## EXERCISE
Leaving out the pictures, retype all the material exactly.

■ ■ ■

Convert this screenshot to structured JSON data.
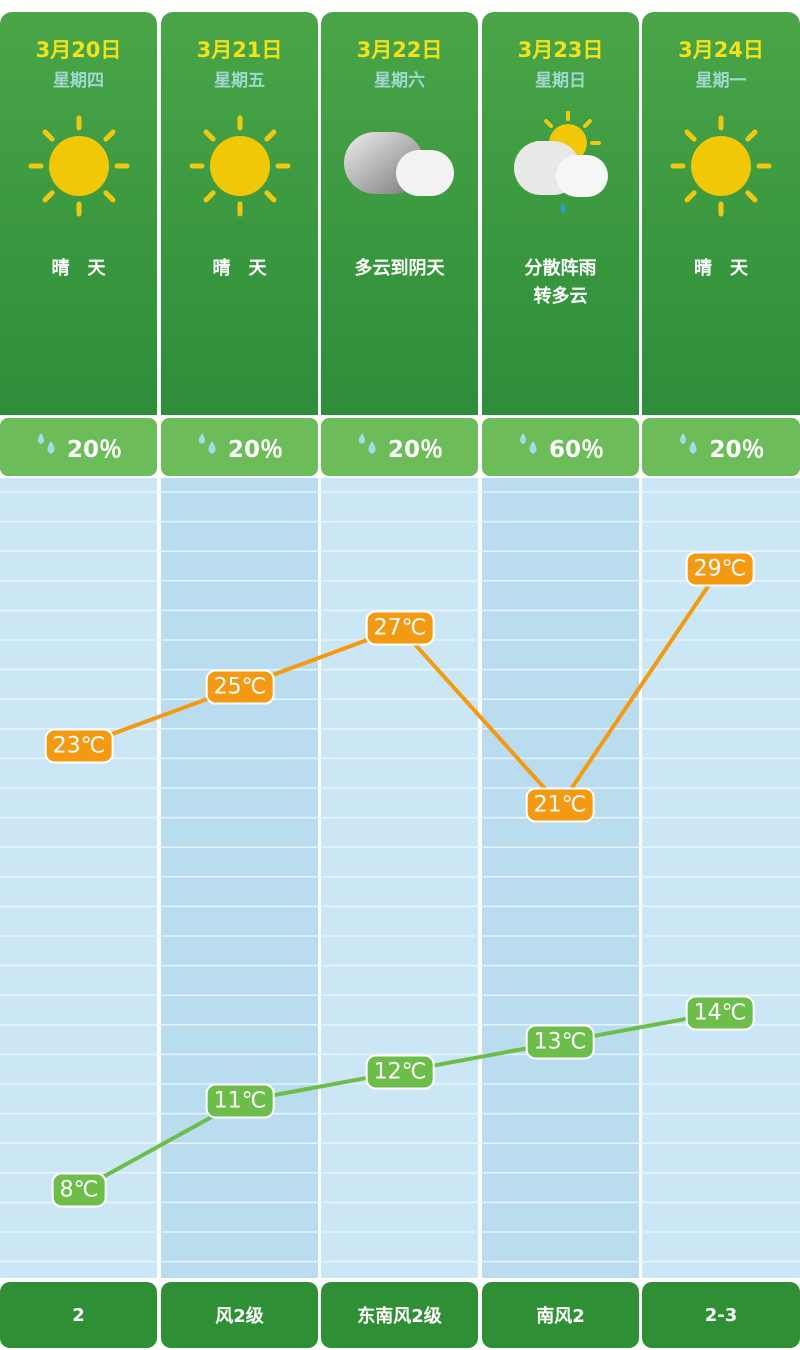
{
  "days": [
    {
      "date": "3月20日",
      "weekday": "星期四",
      "weather": "晴　天",
      "weather_line2": "",
      "icon": "sun-icon",
      "precip": "20％",
      "high": 23,
      "low": 8,
      "high_label": "23℃",
      "low_label": "8℃",
      "wind": "2"
    },
    {
      "date": "3月21日",
      "weekday": "星期五",
      "weather": "晴　天",
      "weather_line2": "",
      "icon": "sun-icon",
      "precip": "20％",
      "high": 25,
      "low": 11,
      "high_label": "25℃",
      "low_label": "11℃",
      "wind": "风2级"
    },
    {
      "date": "3月22日",
      "weekday": "星期六",
      "weather": "多云到阴天",
      "weather_line2": "",
      "icon": "cloud-icon",
      "precip": "20％",
      "high": 27,
      "low": 12,
      "high_label": "27℃",
      "low_label": "12℃",
      "wind": "东南风2级"
    },
    {
      "date": "3月23日",
      "weekday": "星期日",
      "weather": "分散阵雨",
      "weather_line2": "转多云",
      "icon": "rain-cloud-sun-icon",
      "precip": "60％",
      "high": 21,
      "low": 13,
      "high_label": "21℃",
      "low_label": "13℃",
      "wind": "南风2"
    },
    {
      "date": "3月24日",
      "weekday": "星期一",
      "weather": "晴　天",
      "weather_line2": "",
      "icon": "sun-icon",
      "precip": "20％",
      "high": 29,
      "low": 14,
      "high_label": "29℃",
      "low_label": "14℃",
      "wind": "2-3"
    }
  ],
  "colors": {
    "high": "#f39a12",
    "low": "#6cbd4a",
    "header": "#2d8d3a",
    "date": "#f2e21a"
  }
}
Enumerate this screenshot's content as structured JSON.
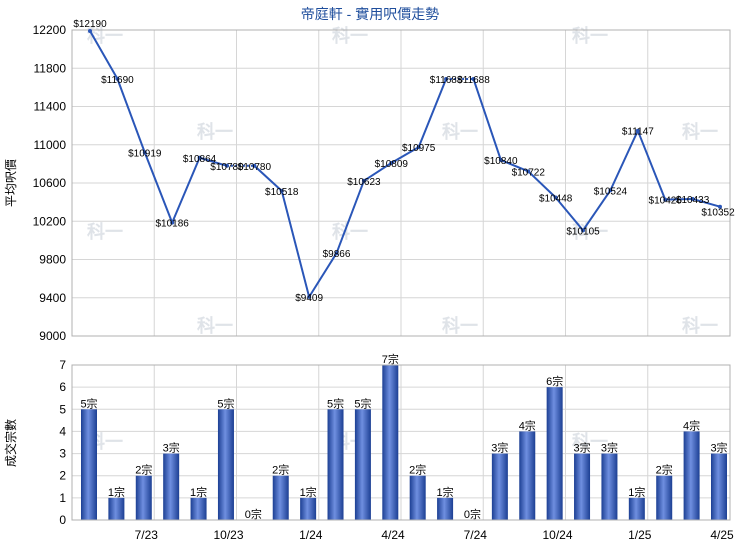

■ ■ ■

## OUTPUT FOR THIS EXERCISE
Convert this screenshot to structured JSON data.
{
  "days": [
    {
      "date": "3月20日",
      "weekday": "星期四",
      "weather": "晴　天",
      "weather_line2": "",
      "icon": "sun-icon",
      "precip": "20％",
      "high": 23,
      "low": 8,
      "high_label": "23℃",
      "low_label": "8℃",
      "wind": "2"
    },
    {
      "date": "3月21日",
      "weekday": "星期五",
      "weather": "晴　天",
      "weather_line2": "",
      "icon": "sun-icon",
      "precip": "20％",
      "high": 25,
      "low": 11,
      "high_label": "25℃",
      "low_label": "11℃",
      "wind": "风2级"
    },
    {
      "date": "3月22日",
      "weekday": "星期六",
      "weather": "多云到阴天",
      "weather_line2": "",
      "icon": "cloud-icon",
      "precip": "20％",
      "high": 27,
      "low": 12,
      "high_label": "27℃",
      "low_label": "12℃",
      "wind": "东南风2级"
    },
    {
      "date": "3月23日",
      "weekday": "星期日",
      "weather": "分散阵雨",
      "weather_line2": "转多云",
      "icon": "rain-cloud-sun-icon",
      "precip": "60％",
      "high": 21,
      "low": 13,
      "high_label": "21℃",
      "low_label": "13℃",
      "wind": "南风2"
    },
    {
      "date": "3月24日",
      "weekday": "星期一",
      "weather": "晴　天",
      "weather_line2": "",
      "icon": "sun-icon",
      "precip": "20％",
      "high": 29,
      "low": 14,
      "high_label": "29℃",
      "low_label": "14℃",
      "wind": "2-3"
    }
  ],
  "colors": {
    "high": "#f39a12",
    "low": "#6cbd4a",
    "header": "#2d8d3a",
    "date": "#f2e21a"
  }
}
Enumerate this screenshot's content as structured JSON.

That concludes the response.